- **MATERIAL PROVIDED**
▼

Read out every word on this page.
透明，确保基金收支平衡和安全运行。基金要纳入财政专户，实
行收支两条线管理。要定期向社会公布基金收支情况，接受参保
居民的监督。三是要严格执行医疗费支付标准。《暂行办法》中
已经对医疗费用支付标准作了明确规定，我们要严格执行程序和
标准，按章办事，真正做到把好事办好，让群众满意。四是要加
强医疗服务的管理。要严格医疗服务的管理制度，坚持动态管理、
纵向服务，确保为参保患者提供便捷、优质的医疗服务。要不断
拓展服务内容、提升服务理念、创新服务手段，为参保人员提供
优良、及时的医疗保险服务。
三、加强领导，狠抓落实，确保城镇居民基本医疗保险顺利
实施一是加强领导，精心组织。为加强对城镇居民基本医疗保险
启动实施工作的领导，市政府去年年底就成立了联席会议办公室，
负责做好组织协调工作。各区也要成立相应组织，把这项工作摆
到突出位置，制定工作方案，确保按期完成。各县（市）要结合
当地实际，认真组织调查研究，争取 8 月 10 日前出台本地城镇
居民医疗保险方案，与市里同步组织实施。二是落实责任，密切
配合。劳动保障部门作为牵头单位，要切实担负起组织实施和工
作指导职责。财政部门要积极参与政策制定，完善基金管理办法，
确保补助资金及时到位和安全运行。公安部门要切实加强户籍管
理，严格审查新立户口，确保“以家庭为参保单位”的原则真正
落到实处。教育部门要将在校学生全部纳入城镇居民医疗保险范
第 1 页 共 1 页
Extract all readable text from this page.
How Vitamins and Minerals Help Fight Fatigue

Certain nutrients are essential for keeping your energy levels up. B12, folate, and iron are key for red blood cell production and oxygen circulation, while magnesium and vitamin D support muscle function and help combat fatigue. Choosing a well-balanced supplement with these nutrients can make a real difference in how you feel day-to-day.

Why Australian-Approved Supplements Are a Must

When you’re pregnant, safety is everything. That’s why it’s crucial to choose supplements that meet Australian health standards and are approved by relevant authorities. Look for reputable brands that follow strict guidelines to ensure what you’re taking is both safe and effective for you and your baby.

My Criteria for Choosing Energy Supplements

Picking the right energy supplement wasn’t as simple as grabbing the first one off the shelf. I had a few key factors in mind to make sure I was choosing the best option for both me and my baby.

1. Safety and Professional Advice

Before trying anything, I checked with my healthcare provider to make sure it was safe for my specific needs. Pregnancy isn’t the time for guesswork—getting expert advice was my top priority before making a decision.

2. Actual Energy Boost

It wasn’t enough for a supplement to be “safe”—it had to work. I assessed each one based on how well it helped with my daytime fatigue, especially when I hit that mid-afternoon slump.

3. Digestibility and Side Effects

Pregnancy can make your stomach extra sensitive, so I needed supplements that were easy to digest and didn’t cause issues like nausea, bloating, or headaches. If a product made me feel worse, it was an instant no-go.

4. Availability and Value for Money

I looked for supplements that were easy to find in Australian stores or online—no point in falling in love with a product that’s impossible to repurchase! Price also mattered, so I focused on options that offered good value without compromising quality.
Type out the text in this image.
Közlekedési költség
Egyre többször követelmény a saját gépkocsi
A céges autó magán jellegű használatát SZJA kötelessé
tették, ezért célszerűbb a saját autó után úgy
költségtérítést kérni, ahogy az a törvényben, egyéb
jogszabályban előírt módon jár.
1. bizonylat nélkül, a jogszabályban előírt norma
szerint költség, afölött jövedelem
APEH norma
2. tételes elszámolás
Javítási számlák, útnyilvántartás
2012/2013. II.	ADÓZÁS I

▲

Return every line of the material exactly.

- **OUTPUT OF THE TASK**
Read out every word on this page.
透明，确保基金收支平衡和安全运行。基金要纳入财政专户，实
行收支两条线管理。要定期向社会公布基金收支情况，接受参保
居民的监督。三是要严格执行医疗费支付标准。《暂行办法》中
已经对医疗费用支付标准作了明确规定，我们要严格执行程序和
标准，按章办事，真正做到把好事办好，让群众满意。四是要加
强医疗服务的管理。要严格医疗服务的管理制度，坚持动态管理、
纵向服务，确保为参保患者提供便捷、优质的医疗服务。要不断
拓展服务内容、提升服务理念、创新服务手段，为参保人员提供
优良、及时的医疗保险服务。
三、加强领导，狠抓落实，确保城镇居民基本医疗保险顺利
实施一是加强领导，精心组织。为加强对城镇居民基本医疗保险
启动实施工作的领导，市政府去年年底就成立了联席会议办公室，
负责做好组织协调工作。各区也要成立相应组织，把这项工作摆
到突出位置，制定工作方案，确保按期完成。各县（市）要结合
当地实际，认真组织调查研究，争取 8 月 10 日前出台本地城镇
居民医疗保险方案，与市里同步组织实施。二是落实责任，密切
配合。劳动保障部门作为牵头单位，要切实担负起组织实施和工
作指导职责。财政部门要积极参与政策制定，完善基金管理办法，
确保补助资金及时到位和安全运行。公安部门要切实加强户籍管
理，严格审查新立户口，确保“以家庭为参保单位”的原则真正
落到实处。教育部门要将在校学生全部纳入城镇居民医疗保险范
第 1 页 共 1 页
Extract all readable text from this page.
How Vitamins and Minerals Help Fight Fatigue

Certain nutrients are essential for keeping your energy levels up. B12, folate, and iron are key for red blood cell production and oxygen circulation, while magnesium and vitamin D support muscle function and help combat fatigue. Choosing a well-balanced supplement with these nutrients can make a real difference in how you feel day-to-day.

Why Australian-Approved Supplements Are a Must

When you’re pregnant, safety is everything. That’s why it’s crucial to choose supplements that meet Australian health standards and are approved by relevant authorities. Look for reputable brands that follow strict guidelines to ensure what you’re taking is both safe and effective for you and your baby.

My Criteria for Choosing Energy Supplements

Picking the right energy supplement wasn’t as simple as grabbing the first one off the shelf. I had a few key factors in mind to make sure I was choosing the best option for both me and my baby.

1. Safety and Professional Advice

Before trying anything, I checked with my healthcare provider to make sure it was safe for my specific needs. Pregnancy isn’t the time for guesswork—getting expert advice was my top priority before making a decision.

2. Actual Energy Boost

It wasn’t enough for a supplement to be “safe”—it had to work. I assessed each one based on how well it helped with my daytime fatigue, especially when I hit that mid-afternoon slump.

3. Digestibility and Side Effects

Pregnancy can make your stomach extra sensitive, so I needed supplements that were easy to digest and didn’t cause issues like nausea, bloating, or headaches. If a product made me feel worse, it was an instant no-go.

4. Availability and Value for Money

I looked for supplements that were easy to find in Australian stores or online—no point in falling in love with a product that’s impossible to repurchase! Price also mattered, so I focused on options that offered good value without compromising quality.
Type out the text in this image.
Közlekedési költség
Egyre többször követelmény a saját gépkocsi
A céges autó magán jellegű használatát SZJA kötelessé
tették, ezért célszerűbb a saját autó után úgy
költségtérítést kérni, ahogy az a törvényben, egyéb
jogszabályban előírt módon jár.
1. bizonylat nélkül, a jogszabályban előírt norma
szerint költség, afölött jövedelem
APEH norma
2. tételes elszámolás
Javítási számlák, útnyilvántartás
2012/2013. II.	ADÓZÁS I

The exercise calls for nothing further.